EXERCISE DESCRIPTION: In the material below, find all lines with the string "text" and copy them.

##############################

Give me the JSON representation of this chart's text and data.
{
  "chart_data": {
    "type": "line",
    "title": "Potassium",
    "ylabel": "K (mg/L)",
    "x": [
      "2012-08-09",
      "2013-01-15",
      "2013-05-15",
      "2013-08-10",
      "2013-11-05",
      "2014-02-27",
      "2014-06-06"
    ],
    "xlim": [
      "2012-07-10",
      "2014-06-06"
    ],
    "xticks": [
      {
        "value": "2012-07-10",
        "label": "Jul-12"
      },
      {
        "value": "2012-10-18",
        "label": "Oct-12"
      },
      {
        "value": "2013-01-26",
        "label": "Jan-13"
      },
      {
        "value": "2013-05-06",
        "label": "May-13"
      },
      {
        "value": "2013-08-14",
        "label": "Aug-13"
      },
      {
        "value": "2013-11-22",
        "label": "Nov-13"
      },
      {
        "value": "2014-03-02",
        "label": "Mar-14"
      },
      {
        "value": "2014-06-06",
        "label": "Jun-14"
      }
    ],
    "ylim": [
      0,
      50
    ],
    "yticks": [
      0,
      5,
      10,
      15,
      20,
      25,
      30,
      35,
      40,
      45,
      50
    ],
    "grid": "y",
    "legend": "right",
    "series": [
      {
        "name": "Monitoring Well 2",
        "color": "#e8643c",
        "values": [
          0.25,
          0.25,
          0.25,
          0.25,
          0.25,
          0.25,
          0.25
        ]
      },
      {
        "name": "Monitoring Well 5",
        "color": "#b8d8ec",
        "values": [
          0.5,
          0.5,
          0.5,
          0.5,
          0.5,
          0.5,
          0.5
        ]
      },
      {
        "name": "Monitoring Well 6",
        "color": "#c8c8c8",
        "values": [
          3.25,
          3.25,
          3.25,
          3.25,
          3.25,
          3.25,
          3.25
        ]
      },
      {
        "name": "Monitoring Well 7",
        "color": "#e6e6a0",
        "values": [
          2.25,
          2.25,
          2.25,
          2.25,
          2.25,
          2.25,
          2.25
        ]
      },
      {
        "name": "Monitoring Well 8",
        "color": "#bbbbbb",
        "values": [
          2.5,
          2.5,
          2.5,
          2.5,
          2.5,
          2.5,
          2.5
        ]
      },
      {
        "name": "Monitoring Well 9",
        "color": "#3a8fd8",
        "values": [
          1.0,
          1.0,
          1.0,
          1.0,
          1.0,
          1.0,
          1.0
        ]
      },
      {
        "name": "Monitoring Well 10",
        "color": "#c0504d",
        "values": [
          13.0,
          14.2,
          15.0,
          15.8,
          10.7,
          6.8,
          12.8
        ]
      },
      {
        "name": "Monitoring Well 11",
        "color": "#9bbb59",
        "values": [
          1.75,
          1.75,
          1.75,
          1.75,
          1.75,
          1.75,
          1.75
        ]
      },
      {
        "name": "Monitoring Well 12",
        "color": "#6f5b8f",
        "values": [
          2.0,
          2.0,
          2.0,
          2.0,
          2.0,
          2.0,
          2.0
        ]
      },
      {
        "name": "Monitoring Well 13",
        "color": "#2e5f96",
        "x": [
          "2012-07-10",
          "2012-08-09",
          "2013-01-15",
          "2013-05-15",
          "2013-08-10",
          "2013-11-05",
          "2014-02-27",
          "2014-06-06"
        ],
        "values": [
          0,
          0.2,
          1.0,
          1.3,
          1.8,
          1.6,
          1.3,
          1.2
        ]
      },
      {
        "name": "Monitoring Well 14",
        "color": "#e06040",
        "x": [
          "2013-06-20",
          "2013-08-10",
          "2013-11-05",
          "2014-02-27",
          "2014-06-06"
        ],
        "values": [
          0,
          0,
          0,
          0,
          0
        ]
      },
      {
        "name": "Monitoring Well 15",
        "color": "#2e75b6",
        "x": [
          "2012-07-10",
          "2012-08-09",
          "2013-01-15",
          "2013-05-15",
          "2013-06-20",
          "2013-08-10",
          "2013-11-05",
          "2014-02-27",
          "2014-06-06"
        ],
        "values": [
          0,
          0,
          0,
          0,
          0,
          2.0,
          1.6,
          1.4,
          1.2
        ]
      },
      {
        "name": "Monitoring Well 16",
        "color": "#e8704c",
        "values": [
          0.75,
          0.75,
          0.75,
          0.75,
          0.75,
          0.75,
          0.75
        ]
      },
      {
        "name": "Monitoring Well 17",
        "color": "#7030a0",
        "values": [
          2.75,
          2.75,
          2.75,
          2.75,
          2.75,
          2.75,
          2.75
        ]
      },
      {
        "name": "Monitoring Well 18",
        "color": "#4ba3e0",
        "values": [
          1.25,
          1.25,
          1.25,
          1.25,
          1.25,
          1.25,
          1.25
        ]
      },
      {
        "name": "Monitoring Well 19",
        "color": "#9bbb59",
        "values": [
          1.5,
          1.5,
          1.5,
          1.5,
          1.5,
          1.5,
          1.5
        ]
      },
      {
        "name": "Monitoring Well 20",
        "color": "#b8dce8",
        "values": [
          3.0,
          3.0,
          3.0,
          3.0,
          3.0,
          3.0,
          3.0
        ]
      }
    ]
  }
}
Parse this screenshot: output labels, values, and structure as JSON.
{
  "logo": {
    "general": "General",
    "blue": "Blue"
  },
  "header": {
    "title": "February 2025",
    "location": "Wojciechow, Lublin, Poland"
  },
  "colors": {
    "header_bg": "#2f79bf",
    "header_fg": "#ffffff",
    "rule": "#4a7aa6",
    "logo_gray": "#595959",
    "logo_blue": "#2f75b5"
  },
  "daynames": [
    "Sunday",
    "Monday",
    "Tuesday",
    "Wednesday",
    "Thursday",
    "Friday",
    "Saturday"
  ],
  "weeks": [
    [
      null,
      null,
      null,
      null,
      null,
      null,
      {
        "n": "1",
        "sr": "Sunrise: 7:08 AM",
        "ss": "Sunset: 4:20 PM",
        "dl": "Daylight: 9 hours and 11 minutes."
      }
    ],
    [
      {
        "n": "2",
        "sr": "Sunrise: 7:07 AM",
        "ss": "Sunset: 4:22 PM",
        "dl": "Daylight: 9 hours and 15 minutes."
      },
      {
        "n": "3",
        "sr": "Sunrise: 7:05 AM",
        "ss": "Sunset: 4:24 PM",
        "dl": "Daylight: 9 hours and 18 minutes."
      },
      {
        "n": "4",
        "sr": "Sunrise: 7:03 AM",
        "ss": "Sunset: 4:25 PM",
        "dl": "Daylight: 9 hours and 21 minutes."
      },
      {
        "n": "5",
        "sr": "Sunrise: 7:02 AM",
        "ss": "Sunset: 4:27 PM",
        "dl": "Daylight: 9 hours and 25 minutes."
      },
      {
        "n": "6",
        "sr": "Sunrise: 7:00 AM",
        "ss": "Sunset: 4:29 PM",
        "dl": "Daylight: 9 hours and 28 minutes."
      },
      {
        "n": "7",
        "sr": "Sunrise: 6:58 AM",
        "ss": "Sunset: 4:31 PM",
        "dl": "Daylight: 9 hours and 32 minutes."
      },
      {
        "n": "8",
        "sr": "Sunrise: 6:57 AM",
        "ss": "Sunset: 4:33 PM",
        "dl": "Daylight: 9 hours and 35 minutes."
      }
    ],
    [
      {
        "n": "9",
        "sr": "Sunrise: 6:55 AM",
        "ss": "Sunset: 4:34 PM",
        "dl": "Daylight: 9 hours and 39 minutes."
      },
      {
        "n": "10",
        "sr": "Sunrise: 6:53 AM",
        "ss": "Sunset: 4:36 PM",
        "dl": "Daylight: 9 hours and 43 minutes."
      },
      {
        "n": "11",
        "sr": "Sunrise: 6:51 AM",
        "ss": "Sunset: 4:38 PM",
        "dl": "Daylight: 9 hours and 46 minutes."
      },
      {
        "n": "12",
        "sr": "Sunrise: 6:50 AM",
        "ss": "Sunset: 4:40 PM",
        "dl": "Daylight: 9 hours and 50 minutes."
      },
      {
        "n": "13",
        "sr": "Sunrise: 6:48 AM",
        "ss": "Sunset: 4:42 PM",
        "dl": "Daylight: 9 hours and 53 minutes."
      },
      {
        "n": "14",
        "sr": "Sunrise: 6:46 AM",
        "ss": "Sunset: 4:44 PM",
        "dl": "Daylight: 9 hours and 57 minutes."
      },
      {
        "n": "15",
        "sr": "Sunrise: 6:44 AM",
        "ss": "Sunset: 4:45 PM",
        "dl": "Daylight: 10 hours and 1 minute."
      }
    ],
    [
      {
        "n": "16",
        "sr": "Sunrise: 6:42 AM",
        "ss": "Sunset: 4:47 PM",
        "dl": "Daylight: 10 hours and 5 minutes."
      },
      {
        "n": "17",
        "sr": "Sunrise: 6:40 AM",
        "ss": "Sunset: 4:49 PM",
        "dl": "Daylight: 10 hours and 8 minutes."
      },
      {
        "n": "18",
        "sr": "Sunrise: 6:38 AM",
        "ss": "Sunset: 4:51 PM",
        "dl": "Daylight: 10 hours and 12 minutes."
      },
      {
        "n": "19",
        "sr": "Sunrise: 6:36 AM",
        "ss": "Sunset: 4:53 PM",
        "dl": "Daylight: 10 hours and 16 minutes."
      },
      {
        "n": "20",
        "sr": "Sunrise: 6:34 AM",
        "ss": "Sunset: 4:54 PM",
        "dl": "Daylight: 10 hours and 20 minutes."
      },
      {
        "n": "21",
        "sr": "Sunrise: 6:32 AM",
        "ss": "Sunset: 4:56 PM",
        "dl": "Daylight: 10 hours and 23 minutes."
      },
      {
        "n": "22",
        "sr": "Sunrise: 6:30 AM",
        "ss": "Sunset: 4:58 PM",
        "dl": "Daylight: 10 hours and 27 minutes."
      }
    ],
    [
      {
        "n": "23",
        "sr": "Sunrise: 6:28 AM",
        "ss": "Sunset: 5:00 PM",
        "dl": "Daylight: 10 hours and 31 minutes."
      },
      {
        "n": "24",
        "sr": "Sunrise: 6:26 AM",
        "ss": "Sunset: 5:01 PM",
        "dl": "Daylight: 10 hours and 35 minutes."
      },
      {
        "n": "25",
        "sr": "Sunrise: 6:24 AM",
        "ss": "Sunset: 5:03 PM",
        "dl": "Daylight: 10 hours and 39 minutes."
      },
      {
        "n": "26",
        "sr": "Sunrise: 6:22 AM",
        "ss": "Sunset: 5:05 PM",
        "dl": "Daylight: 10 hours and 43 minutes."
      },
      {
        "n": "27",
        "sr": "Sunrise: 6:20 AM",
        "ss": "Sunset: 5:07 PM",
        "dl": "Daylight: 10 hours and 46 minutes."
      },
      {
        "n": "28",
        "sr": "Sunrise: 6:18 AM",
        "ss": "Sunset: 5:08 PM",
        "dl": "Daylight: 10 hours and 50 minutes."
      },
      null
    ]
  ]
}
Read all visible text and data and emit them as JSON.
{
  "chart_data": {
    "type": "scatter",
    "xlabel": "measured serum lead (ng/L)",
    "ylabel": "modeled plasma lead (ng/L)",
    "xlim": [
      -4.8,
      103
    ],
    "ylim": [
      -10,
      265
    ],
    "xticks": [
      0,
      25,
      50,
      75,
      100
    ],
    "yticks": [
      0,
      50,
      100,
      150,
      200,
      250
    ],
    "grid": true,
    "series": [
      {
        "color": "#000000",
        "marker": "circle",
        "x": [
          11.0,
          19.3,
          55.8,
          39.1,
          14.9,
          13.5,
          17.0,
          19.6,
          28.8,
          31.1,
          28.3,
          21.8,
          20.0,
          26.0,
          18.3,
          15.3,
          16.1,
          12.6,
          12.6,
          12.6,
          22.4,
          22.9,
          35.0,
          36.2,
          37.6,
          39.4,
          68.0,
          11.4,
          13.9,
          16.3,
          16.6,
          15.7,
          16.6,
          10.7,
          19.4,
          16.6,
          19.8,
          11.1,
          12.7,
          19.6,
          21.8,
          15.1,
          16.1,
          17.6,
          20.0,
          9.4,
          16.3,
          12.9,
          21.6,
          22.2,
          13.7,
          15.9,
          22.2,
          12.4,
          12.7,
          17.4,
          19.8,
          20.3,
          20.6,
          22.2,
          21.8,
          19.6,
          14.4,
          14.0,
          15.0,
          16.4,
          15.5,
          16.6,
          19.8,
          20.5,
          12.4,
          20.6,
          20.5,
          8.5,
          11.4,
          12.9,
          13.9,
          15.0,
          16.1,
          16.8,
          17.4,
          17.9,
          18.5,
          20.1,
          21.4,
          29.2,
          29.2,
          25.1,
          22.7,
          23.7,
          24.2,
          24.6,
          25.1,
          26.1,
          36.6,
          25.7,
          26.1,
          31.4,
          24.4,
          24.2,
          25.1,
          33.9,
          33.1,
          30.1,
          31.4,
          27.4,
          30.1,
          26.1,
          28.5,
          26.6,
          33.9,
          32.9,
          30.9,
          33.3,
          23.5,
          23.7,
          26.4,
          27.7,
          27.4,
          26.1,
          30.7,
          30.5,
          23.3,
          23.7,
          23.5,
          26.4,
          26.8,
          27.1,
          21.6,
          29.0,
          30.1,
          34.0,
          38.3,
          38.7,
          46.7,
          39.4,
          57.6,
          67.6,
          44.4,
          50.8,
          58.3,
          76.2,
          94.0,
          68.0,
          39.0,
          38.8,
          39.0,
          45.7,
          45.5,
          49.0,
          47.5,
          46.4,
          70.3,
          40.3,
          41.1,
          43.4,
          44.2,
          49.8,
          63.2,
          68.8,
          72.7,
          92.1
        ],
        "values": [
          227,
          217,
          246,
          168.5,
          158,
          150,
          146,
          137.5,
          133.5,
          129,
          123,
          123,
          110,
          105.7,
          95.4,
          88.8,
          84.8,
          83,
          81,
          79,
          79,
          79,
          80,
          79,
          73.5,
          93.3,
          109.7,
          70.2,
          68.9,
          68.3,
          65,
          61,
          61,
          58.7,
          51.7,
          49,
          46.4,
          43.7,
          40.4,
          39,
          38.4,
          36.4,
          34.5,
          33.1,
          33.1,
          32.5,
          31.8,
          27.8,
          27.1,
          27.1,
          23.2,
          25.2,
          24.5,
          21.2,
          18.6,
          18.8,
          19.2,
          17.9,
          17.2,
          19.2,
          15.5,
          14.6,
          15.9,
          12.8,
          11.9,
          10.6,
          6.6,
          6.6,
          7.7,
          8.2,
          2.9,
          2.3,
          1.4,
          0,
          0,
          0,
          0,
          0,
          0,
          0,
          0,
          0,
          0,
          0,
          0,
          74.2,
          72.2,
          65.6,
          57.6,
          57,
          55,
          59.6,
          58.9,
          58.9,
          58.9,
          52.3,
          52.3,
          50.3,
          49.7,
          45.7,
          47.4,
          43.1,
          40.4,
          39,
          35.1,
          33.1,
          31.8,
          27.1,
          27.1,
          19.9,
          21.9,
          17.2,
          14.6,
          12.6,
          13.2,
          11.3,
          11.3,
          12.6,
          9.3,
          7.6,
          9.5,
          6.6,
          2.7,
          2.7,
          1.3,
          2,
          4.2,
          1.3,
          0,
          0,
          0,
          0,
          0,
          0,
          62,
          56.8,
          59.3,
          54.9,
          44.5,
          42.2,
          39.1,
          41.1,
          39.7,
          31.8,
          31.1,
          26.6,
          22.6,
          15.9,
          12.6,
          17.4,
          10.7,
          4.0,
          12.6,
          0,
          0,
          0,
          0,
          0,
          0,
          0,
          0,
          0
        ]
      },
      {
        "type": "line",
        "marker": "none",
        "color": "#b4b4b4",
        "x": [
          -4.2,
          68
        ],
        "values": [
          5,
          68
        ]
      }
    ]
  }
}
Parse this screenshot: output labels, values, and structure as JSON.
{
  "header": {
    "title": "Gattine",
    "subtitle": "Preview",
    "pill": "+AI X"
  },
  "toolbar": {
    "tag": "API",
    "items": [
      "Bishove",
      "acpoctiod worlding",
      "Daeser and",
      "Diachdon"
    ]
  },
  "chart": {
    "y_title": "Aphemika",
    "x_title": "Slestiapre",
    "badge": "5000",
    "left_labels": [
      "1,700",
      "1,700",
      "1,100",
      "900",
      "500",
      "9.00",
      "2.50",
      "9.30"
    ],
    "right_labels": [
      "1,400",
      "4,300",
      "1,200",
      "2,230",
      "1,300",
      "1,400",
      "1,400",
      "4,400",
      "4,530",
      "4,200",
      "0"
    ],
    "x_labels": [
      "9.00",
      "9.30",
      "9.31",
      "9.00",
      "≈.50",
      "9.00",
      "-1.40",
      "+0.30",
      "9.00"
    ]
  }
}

##############################

EXPECTED ANSWER:
Give me the JSON representation of this chart's text and data.
Read all visible text and data and emit them as JSON.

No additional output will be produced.